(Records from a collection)
────────────────────
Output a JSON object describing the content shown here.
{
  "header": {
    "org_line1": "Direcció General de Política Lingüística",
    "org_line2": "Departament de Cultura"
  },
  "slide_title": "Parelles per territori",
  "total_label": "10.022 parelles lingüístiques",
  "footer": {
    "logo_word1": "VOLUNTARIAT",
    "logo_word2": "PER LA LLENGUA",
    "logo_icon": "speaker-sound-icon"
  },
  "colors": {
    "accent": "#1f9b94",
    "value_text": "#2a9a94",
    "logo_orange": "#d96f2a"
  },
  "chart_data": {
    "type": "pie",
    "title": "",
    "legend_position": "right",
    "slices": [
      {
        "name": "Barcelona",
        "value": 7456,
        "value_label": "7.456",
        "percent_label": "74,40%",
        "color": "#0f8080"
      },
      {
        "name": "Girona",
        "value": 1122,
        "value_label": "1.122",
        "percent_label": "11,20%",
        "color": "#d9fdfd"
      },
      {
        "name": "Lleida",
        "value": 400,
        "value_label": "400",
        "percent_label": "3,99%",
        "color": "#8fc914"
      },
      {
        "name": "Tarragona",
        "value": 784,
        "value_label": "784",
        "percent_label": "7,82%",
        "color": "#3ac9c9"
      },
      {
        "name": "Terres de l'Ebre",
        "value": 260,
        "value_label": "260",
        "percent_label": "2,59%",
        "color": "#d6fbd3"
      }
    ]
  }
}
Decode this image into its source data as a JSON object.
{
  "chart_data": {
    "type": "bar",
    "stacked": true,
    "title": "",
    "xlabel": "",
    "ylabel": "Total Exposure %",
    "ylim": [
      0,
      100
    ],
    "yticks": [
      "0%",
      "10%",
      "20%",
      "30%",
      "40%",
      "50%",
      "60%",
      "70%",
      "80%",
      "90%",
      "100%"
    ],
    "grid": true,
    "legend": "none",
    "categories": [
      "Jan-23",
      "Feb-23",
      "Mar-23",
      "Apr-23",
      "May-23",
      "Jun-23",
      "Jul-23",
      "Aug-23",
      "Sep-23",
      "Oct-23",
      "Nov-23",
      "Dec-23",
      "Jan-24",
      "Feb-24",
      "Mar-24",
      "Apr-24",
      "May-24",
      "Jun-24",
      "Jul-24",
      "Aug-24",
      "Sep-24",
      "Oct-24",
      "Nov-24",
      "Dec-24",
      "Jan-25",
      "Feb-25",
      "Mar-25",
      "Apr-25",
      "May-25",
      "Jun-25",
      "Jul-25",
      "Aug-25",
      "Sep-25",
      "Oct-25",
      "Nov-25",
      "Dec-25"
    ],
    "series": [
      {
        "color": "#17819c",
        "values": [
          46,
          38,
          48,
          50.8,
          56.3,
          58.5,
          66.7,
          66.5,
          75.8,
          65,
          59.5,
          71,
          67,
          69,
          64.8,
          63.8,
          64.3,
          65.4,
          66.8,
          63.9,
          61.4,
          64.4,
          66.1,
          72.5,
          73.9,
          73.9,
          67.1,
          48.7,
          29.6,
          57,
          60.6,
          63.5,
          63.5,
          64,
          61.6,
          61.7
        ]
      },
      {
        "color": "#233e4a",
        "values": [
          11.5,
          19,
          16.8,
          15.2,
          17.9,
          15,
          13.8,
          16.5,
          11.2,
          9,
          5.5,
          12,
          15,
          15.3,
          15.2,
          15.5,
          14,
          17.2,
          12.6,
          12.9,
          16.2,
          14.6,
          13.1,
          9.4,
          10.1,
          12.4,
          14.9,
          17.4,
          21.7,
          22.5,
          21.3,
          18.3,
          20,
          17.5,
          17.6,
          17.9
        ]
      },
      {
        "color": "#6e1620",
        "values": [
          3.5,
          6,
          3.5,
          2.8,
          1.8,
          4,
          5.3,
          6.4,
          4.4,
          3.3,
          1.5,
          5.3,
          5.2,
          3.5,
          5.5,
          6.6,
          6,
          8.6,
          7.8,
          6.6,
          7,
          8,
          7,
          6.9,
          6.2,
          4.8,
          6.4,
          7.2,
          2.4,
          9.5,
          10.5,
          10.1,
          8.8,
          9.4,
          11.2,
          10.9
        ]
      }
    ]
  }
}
────────────────────
- Exercise: Set down the entries above again, word for word.

- Answer in full:
Output a JSON object describing the content shown here.
{
  "header": {
    "org_line1": "Direcció General de Política Lingüística",
    "org_line2": "Departament de Cultura"
  },
  "slide_title": "Parelles per territori",
  "total_label": "10.022 parelles lingüístiques",
  "footer": {
    "logo_word1": "VOLUNTARIAT",
    "logo_word2": "PER LA LLENGUA",
    "logo_icon": "speaker-sound-icon"
  },
  "colors": {
    "accent": "#1f9b94",
    "value_text": "#2a9a94",
    "logo_orange": "#d96f2a"
  },
  "chart_data": {
    "type": "pie",
    "title": "",
    "legend_position": "right",
    "slices": [
      {
        "name": "Barcelona",
        "value": 7456,
        "value_label": "7.456",
        "percent_label": "74,40%",
        "color": "#0f8080"
      },
      {
        "name": "Girona",
        "value": 1122,
        "value_label": "1.122",
        "percent_label": "11,20%",
        "color": "#d9fdfd"
      },
      {
        "name": "Lleida",
        "value": 400,
        "value_label": "400",
        "percent_label": "3,99%",
        "color": "#8fc914"
      },
      {
        "name": "Tarragona",
        "value": 784,
        "value_label": "784",
        "percent_label": "7,82%",
        "color": "#3ac9c9"
      },
      {
        "name": "Terres de l'Ebre",
        "value": 260,
        "value_label": "260",
        "percent_label": "2,59%",
        "color": "#d6fbd3"
      }
    ]
  }
}
Decode this image into its source data as a JSON object.
{
  "chart_data": {
    "type": "bar",
    "stacked": true,
    "title": "",
    "xlabel": "",
    "ylabel": "Total Exposure %",
    "ylim": [
      0,
      100
    ],
    "yticks": [
      "0%",
      "10%",
      "20%",
      "30%",
      "40%",
      "50%",
      "60%",
      "70%",
      "80%",
      "90%",
      "100%"
    ],
    "grid": true,
    "legend": "none",
    "categories": [
      "Jan-23",
      "Feb-23",
      "Mar-23",
      "Apr-23",
      "May-23",
      "Jun-23",
      "Jul-23",
      "Aug-23",
      "Sep-23",
      "Oct-23",
      "Nov-23",
      "Dec-23",
      "Jan-24",
      "Feb-24",
      "Mar-24",
      "Apr-24",
      "May-24",
      "Jun-24",
      "Jul-24",
      "Aug-24",
      "Sep-24",
      "Oct-24",
      "Nov-24",
      "Dec-24",
      "Jan-25",
      "Feb-25",
      "Mar-25",
      "Apr-25",
      "May-25",
      "Jun-25",
      "Jul-25",
      "Aug-25",
      "Sep-25",
      "Oct-25",
      "Nov-25",
      "Dec-25"
    ],
    "series": [
      {
        "color": "#17819c",
        "values": [
          46,
          38,
          48,
          50.8,
          56.3,
          58.5,
          66.7,
          66.5,
          75.8,
          65,
          59.5,
          71,
          67,
          69,
          64.8,
          63.8,
          64.3,
          65.4,
          66.8,
          63.9,
          61.4,
          64.4,
          66.1,
          72.5,
          73.9,
          73.9,
          67.1,
          48.7,
          29.6,
          57,
          60.6,
          63.5,
          63.5,
          64,
          61.6,
          61.7
        ]
      },
      {
        "color": "#233e4a",
        "values": [
          11.5,
          19,
          16.8,
          15.2,
          17.9,
          15,
          13.8,
          16.5,
          11.2,
          9,
          5.5,
          12,
          15,
          15.3,
          15.2,
          15.5,
          14,
          17.2,
          12.6,
          12.9,
          16.2,
          14.6,
          13.1,
          9.4,
          10.1,
          12.4,
          14.9,
          17.4,
          21.7,
          22.5,
          21.3,
          18.3,
          20,
          17.5,
          17.6,
          17.9
        ]
      },
      {
        "color": "#6e1620",
        "values": [
          3.5,
          6,
          3.5,
          2.8,
          1.8,
          4,
          5.3,
          6.4,
          4.4,
          3.3,
          1.5,
          5.3,
          5.2,
          3.5,
          5.5,
          6.6,
          6,
          8.6,
          7.8,
          6.6,
          7,
          8,
          7,
          6.9,
          6.2,
          4.8,
          6.4,
          7.2,
          2.4,
          9.5,
          10.5,
          10.1,
          8.8,
          9.4,
          11.2,
          10.9
        ]
      }
    ]
  }
}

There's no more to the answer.